_What you have to do_
Copy the lines below without changing anything.

_Supplied records_
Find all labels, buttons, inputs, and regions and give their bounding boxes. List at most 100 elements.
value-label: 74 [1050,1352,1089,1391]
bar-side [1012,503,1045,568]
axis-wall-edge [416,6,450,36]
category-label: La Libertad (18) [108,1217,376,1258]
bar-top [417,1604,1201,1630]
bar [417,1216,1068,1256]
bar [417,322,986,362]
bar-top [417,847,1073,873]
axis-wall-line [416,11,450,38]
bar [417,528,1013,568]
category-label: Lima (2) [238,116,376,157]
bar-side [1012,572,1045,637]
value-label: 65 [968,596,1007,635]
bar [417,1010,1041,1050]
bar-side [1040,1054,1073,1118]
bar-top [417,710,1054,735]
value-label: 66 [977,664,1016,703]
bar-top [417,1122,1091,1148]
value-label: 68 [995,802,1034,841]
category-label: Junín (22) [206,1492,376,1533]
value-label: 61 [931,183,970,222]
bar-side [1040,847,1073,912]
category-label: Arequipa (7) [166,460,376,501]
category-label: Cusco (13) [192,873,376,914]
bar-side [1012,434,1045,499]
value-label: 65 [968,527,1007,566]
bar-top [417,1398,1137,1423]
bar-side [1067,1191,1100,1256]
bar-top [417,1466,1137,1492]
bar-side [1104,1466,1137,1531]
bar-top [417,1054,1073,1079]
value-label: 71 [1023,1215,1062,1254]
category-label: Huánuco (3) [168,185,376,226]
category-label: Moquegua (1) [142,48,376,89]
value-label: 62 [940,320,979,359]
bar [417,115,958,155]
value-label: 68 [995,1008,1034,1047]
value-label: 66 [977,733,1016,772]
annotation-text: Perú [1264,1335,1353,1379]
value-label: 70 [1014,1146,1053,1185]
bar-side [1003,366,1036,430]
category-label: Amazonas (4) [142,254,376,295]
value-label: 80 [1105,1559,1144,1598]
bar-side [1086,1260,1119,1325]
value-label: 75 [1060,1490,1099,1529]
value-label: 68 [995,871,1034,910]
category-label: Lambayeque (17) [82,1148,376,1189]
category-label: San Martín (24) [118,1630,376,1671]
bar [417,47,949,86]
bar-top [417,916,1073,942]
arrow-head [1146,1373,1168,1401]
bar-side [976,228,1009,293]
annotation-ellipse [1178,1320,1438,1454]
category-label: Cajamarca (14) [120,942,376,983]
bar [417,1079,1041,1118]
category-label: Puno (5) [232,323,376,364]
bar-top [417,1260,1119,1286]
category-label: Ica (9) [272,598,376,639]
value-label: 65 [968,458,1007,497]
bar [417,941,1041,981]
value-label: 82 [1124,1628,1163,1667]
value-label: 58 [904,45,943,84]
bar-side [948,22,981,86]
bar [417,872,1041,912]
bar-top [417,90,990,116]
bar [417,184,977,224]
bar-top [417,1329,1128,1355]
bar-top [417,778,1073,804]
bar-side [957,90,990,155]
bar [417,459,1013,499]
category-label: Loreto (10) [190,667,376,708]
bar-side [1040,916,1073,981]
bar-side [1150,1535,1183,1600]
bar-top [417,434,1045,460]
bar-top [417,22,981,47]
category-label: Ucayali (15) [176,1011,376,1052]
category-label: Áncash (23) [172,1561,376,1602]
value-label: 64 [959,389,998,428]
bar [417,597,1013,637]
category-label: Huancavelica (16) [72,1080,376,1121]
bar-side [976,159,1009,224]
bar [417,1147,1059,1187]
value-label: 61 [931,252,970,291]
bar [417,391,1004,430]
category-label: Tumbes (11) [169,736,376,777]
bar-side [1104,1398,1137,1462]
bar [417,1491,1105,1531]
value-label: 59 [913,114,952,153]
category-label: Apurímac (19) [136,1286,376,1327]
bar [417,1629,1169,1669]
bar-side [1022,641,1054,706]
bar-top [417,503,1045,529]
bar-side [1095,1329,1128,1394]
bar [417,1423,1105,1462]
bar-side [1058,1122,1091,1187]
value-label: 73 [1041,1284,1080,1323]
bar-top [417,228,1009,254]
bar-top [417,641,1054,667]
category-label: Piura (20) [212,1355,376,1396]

_Problem solution_
Find all labels, buttons, inputs, and regions and give their bounding boxes. List at most 100 elements.
value-label: 74 [1050,1352,1089,1391]
bar-side [1012,503,1045,568]
axis-wall-edge [416,6,450,36]
category-label: La Libertad (18) [108,1217,376,1258]
bar-top [417,1604,1201,1630]
bar [417,1216,1068,1256]
bar [417,322,986,362]
bar-top [417,847,1073,873]
axis-wall-line [416,11,450,38]
bar [417,528,1013,568]
category-label: Lima (2) [238,116,376,157]
bar-side [1012,572,1045,637]
value-label: 65 [968,596,1007,635]
bar [417,1010,1041,1050]
bar-side [1040,1054,1073,1118]
bar-top [417,710,1054,735]
value-label: 66 [977,664,1016,703]
bar-top [417,1122,1091,1148]
value-label: 68 [995,802,1034,841]
category-label: Junín (22) [206,1492,376,1533]
value-label: 61 [931,183,970,222]
bar-side [1040,847,1073,912]
category-label: Arequipa (7) [166,460,376,501]
category-label: Cusco (13) [192,873,376,914]
bar-side [1012,434,1045,499]
value-label: 65 [968,527,1007,566]
bar-top [417,1398,1137,1423]
bar-side [1067,1191,1100,1256]
bar-top [417,1466,1137,1492]
bar-side [1104,1466,1137,1531]
bar-top [417,1054,1073,1079]
value-label: 71 [1023,1215,1062,1254]
category-label: Huánuco (3) [168,185,376,226]
category-label: Moquegua (1) [142,48,376,89]
value-label: 62 [940,320,979,359]
bar [417,115,958,155]
value-label: 68 [995,1008,1034,1047]
value-label: 66 [977,733,1016,772]
annotation-text: Perú [1264,1335,1353,1379]
value-label: 70 [1014,1146,1053,1185]
bar-side [1003,366,1036,430]
category-label: Amazonas (4) [142,254,376,295]
value-label: 80 [1105,1559,1144,1598]
bar-side [1086,1260,1119,1325]
value-label: 75 [1060,1490,1099,1529]
value-label: 68 [995,871,1034,910]
category-label: Lambayeque (17) [82,1148,376,1189]
category-label: San Martín (24) [118,1630,376,1671]
bar [417,47,949,86]
bar-top [417,916,1073,942]
arrow-head [1146,1373,1168,1401]
bar-side [976,228,1009,293]
annotation-ellipse [1178,1320,1438,1454]
category-label: Cajamarca (14) [120,942,376,983]
bar [417,1079,1041,1118]
category-label: Puno (5) [232,323,376,364]
bar-top [417,1260,1119,1286]
category-label: Ica (9) [272,598,376,639]
value-label: 65 [968,458,1007,497]
bar [417,941,1041,981]
value-label: 82 [1124,1628,1163,1667]
value-label: 58 [904,45,943,84]
bar-side [948,22,981,86]
bar [417,872,1041,912]
bar-top [417,90,990,116]
bar [417,184,977,224]
bar-top [417,1329,1128,1355]
bar-top [417,778,1073,804]
bar-side [957,90,990,155]
bar [417,459,1013,499]
category-label: Loreto (10) [190,667,376,708]
bar-side [1040,916,1073,981]
bar-side [1150,1535,1183,1600]
bar-top [417,434,1045,460]
bar-top [417,22,981,47]
category-label: Ucayali (15) [176,1011,376,1052]
category-label: Áncash (23) [172,1561,376,1602]
value-label: 64 [959,389,998,428]
bar [417,597,1013,637]
category-label: Huancavelica (16) [72,1080,376,1121]
bar-side [976,159,1009,224]
bar [417,1147,1059,1187]
value-label: 61 [931,252,970,291]
bar [417,391,1004,430]
category-label: Tumbes (11) [169,736,376,777]
bar-side [1104,1398,1137,1462]
bar [417,1491,1105,1531]
value-label: 59 [913,114,952,153]
category-label: Apurímac (19) [136,1286,376,1327]
bar [417,1629,1169,1669]
bar-side [1022,641,1054,706]
bar-top [417,503,1045,529]
bar-side [1095,1329,1128,1394]
bar [417,1423,1105,1462]
bar-side [1058,1122,1091,1187]
value-label: 73 [1041,1284,1080,1323]
bar-top [417,228,1009,254]
bar-top [417,641,1054,667]
category-label: Piura (20) [212,1355,376,1396]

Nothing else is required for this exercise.